# Set problem:
Gather every line below where "JSON" appears.

# Input data:
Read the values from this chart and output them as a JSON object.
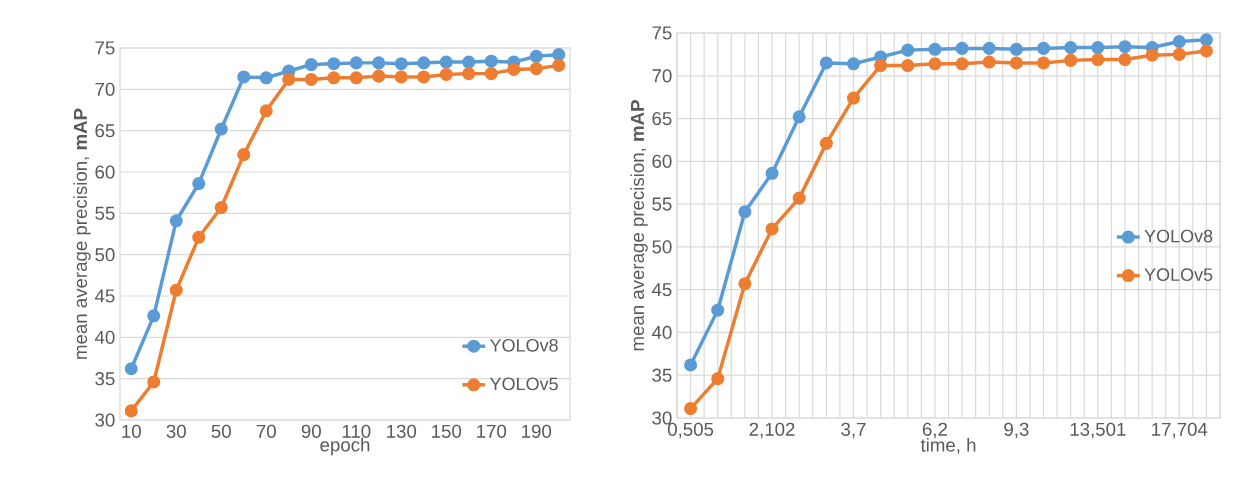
{
  "chart_data": [
    {
      "type": "line",
      "xlabel": "epoch",
      "ylabel": "mean average precision, **mAP**",
      "categories": [
        "10",
        null,
        "30",
        null,
        "50",
        null,
        "70",
        null,
        "90",
        null,
        "110",
        null,
        "130",
        null,
        "150",
        null,
        "170",
        null,
        "190",
        null
      ],
      "series": [
        {
          "name": "YOLOv8",
          "color": "#5b9bd5",
          "values": [
            36.2,
            42.6,
            54.1,
            58.6,
            65.2,
            71.5,
            71.4,
            72.2,
            73.0,
            73.1,
            73.2,
            73.2,
            73.1,
            73.2,
            73.3,
            73.3,
            73.4,
            73.3,
            74.0,
            74.2
          ]
        },
        {
          "name": "YOLOv5",
          "color": "#ed7d31",
          "values": [
            31.1,
            34.6,
            45.7,
            52.1,
            55.7,
            62.1,
            67.4,
            71.2,
            71.2,
            71.4,
            71.4,
            71.6,
            71.5,
            71.5,
            71.8,
            71.9,
            71.9,
            72.4,
            72.5,
            72.9
          ]
        }
      ],
      "ylim": [
        30,
        75
      ],
      "yticks": [
        30,
        35,
        40,
        45,
        50,
        55,
        60,
        65,
        70,
        75
      ],
      "grid": "y",
      "legend": "bottom right",
      "marker": "circle",
      "line_style": "solid"
    },
    {
      "type": "line",
      "xlabel": "time, h",
      "ylabel": "mean average precision, **mAP**",
      "categories": [
        "0,505",
        null,
        null,
        "2,102",
        null,
        null,
        "3,7",
        null,
        null,
        "6,2",
        null,
        null,
        "9,3",
        null,
        null,
        "13,501",
        null,
        null,
        "17,704",
        null
      ],
      "series": [
        {
          "name": "YOLOv8",
          "color": "#5b9bd5",
          "values": [
            36.2,
            42.6,
            54.1,
            58.6,
            65.2,
            71.5,
            71.4,
            72.2,
            73.0,
            73.1,
            73.2,
            73.2,
            73.1,
            73.2,
            73.3,
            73.3,
            73.4,
            73.3,
            74.0,
            74.2
          ]
        },
        {
          "name": "YOLOv5",
          "color": "#ed7d31",
          "values": [
            31.1,
            34.6,
            45.7,
            52.1,
            55.7,
            62.1,
            67.4,
            71.2,
            71.2,
            71.4,
            71.4,
            71.6,
            71.5,
            71.5,
            71.8,
            71.9,
            71.9,
            72.4,
            72.5,
            72.9
          ]
        }
      ],
      "ylim": [
        30,
        75
      ],
      "yticks": [
        30,
        35,
        40,
        45,
        50,
        55,
        60,
        65,
        70,
        75
      ],
      "grid": true,
      "legend": "right",
      "marker": "circle",
      "line_style": "solid"
    }
  ]
}
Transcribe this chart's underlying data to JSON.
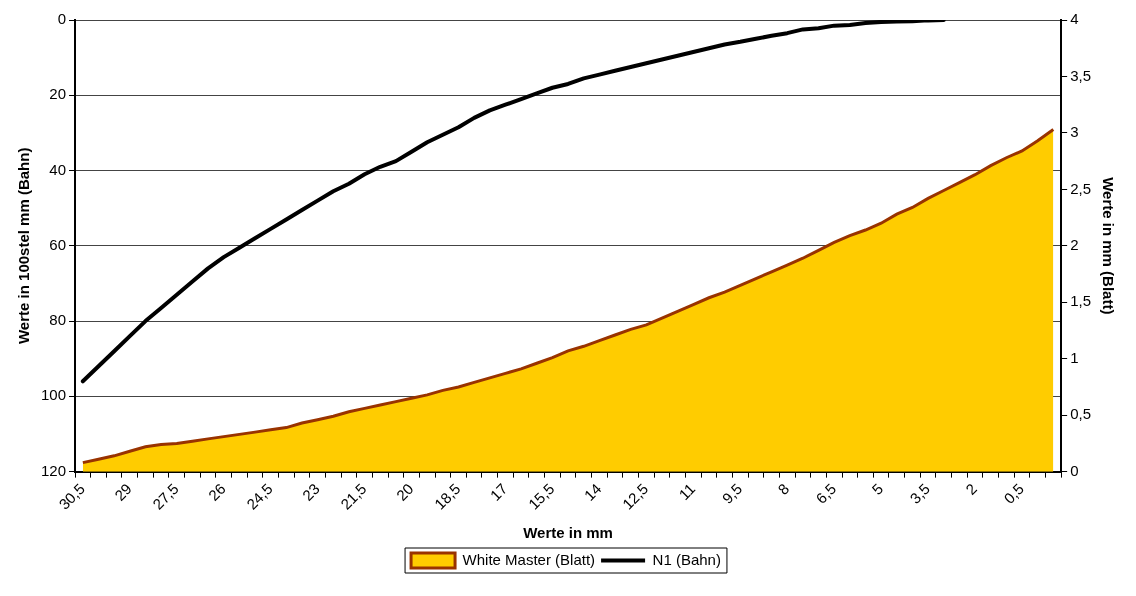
{
  "chart_data": {
    "type": "area",
    "xlabel": "Werte in mm",
    "ylabel": "Werte in 100stel mm (Bahn)",
    "y2label": "Werte in mm (Blatt)",
    "categories": [
      "30,5",
      null,
      null,
      "29",
      null,
      null,
      "27,5",
      null,
      null,
      "26",
      null,
      null,
      "24,5",
      null,
      null,
      "23",
      null,
      null,
      "21,5",
      null,
      null,
      "20",
      null,
      null,
      "18,5",
      null,
      null,
      "17",
      null,
      null,
      "15,5",
      null,
      null,
      "14",
      null,
      null,
      "12,5",
      null,
      null,
      "11",
      null,
      null,
      "9,5",
      null,
      null,
      "8",
      null,
      null,
      "6,5",
      null,
      null,
      "5",
      null,
      null,
      "3,5",
      null,
      null,
      "2",
      null,
      null,
      "0,5",
      null,
      null
    ],
    "series": [
      {
        "name": "White Master (Blatt)",
        "axis": "y2",
        "color": "#ffcc00",
        "values": [
          0.08,
          0.11,
          0.14,
          0.18,
          0.22,
          0.24,
          0.25,
          0.27,
          0.29,
          0.31,
          0.33,
          0.35,
          0.37,
          0.39,
          0.43,
          0.46,
          0.49,
          0.53,
          0.56,
          0.59,
          0.62,
          0.65,
          0.68,
          0.72,
          0.75,
          0.79,
          0.83,
          0.87,
          0.91,
          0.96,
          1.01,
          1.07,
          1.11,
          1.16,
          1.21,
          1.26,
          1.3,
          1.36,
          1.42,
          1.48,
          1.54,
          1.59,
          1.65,
          1.71,
          1.77,
          1.83,
          1.89,
          1.96,
          2.03,
          2.09,
          2.14,
          2.2,
          2.28,
          2.34,
          2.42,
          2.49,
          2.56,
          2.63,
          2.71,
          2.78,
          2.84,
          2.93,
          3.03
        ]
      },
      {
        "name": "N1 (Bahn)",
        "type": "line",
        "color": "#000000",
        "values": [
          96,
          92,
          88,
          84,
          80,
          76.5,
          73,
          69.5,
          66,
          63,
          60.5,
          58,
          55.5,
          53,
          50.5,
          48,
          45.5,
          43.5,
          41,
          39,
          37.5,
          35,
          32.5,
          30.5,
          28.5,
          26,
          24,
          22.5,
          21,
          19.5,
          18,
          17,
          15.5,
          14.5,
          13.5,
          12.5,
          11.5,
          10.5,
          9.5,
          8.5,
          7.5,
          6.5,
          5.8,
          5,
          4.2,
          3.5,
          2.5,
          2.2,
          1.5,
          1.3,
          0.8,
          0.5,
          0.4,
          0.3,
          0.1,
          0,
          null,
          null,
          null,
          null,
          null,
          null,
          null
        ]
      }
    ],
    "ylim": [
      120,
      0
    ],
    "yticks": [
      0,
      20,
      40,
      60,
      80,
      100,
      120
    ],
    "y2lim": [
      0,
      4
    ],
    "y2ticks": [
      0,
      {
        "value": 0.5,
        "label": "0,5"
      },
      1,
      {
        "value": 1.5,
        "label": "1,5"
      },
      2,
      {
        "value": 2.5,
        "label": "2,5"
      },
      3,
      {
        "value": 3.5,
        "label": "3,5"
      },
      4
    ],
    "grid": "y",
    "legend": "bottom",
    "marker": "none"
  }
}
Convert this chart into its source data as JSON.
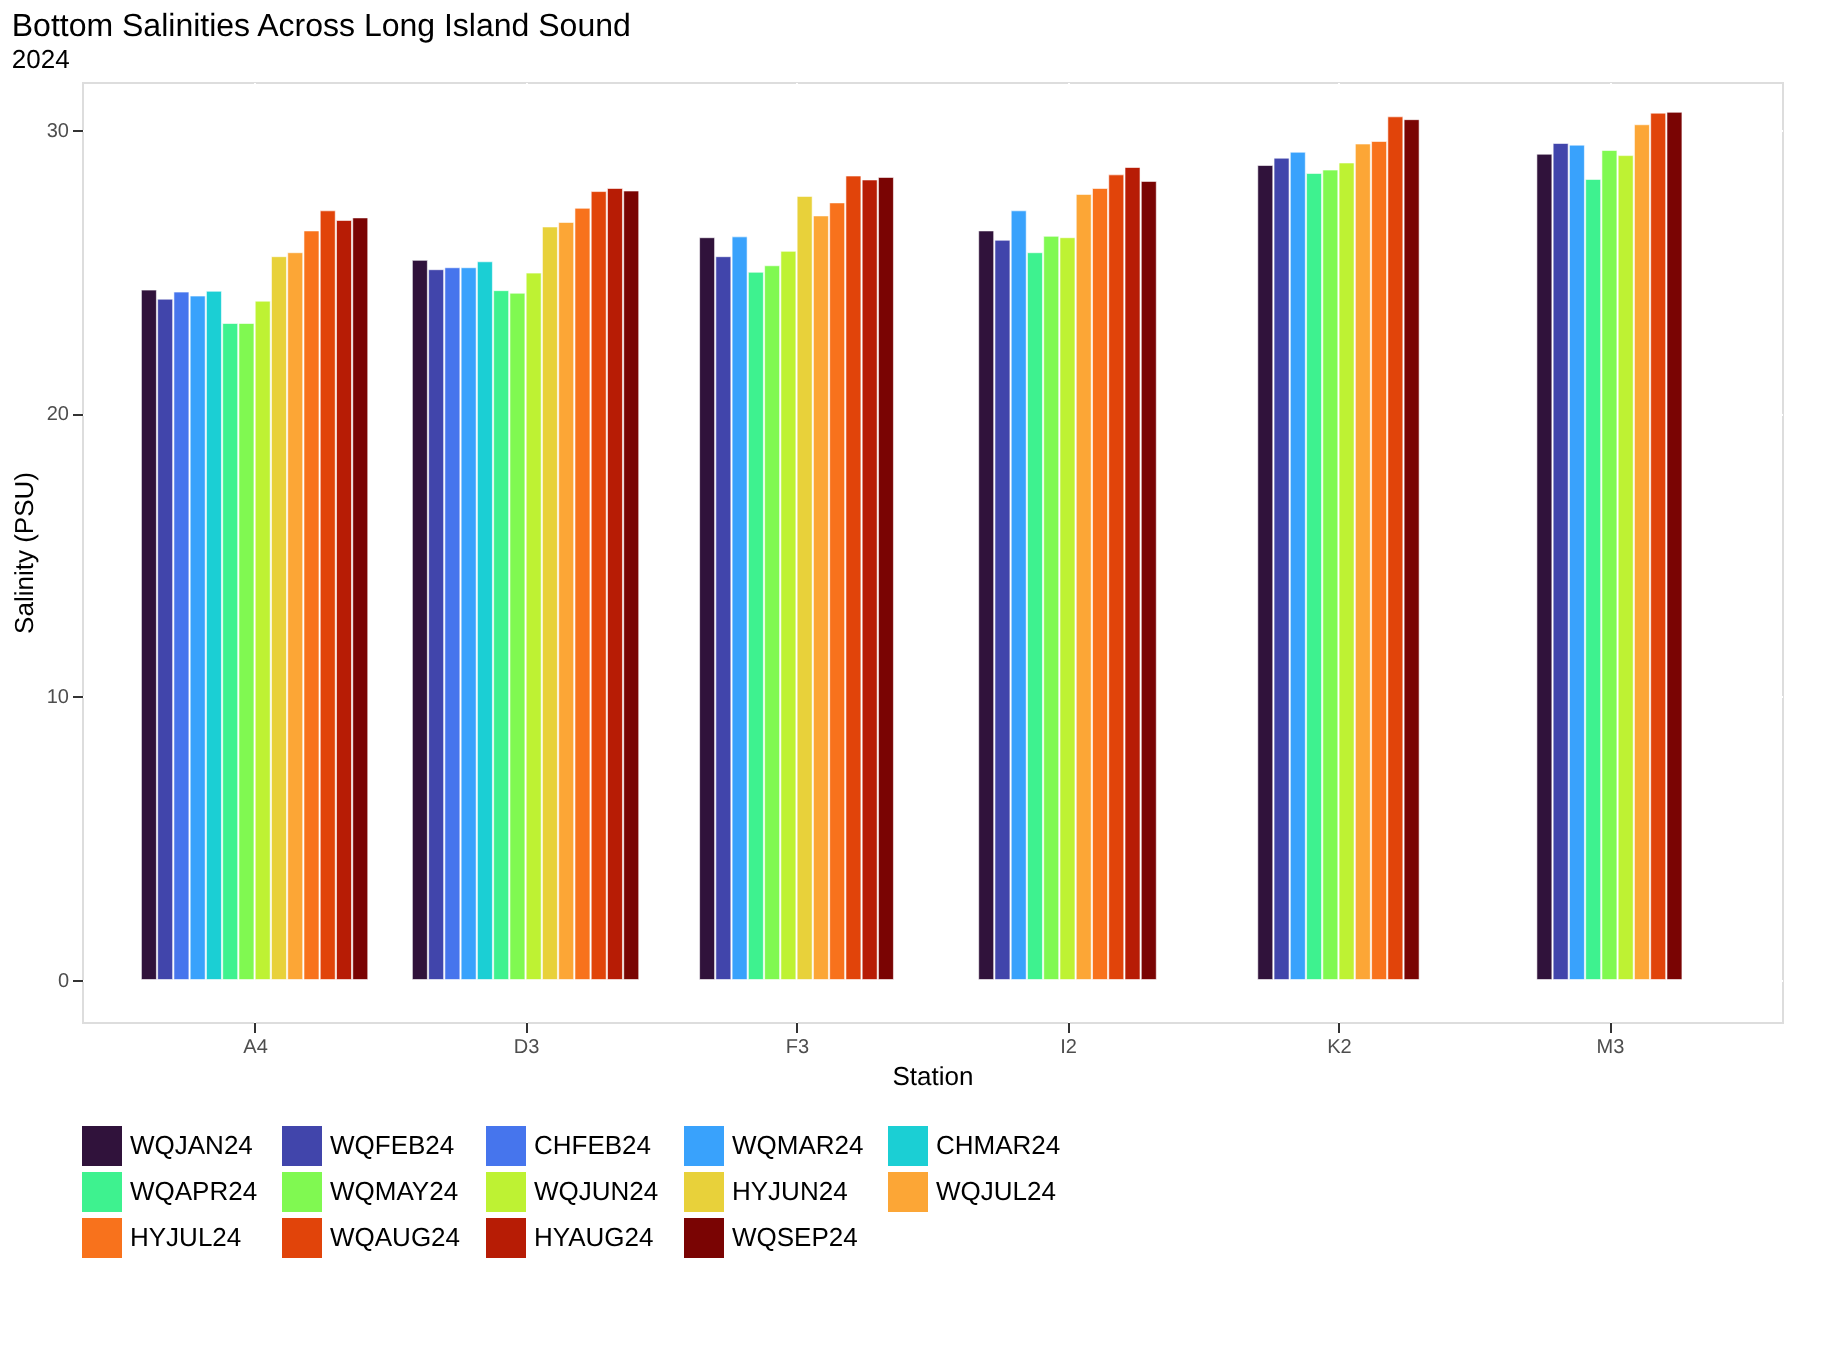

# Expected answer:
Read the values from this chart and output them as a JSON object.
Transcribe this chart's underlying data to JSON.
Convert this chart into its source data as JSON.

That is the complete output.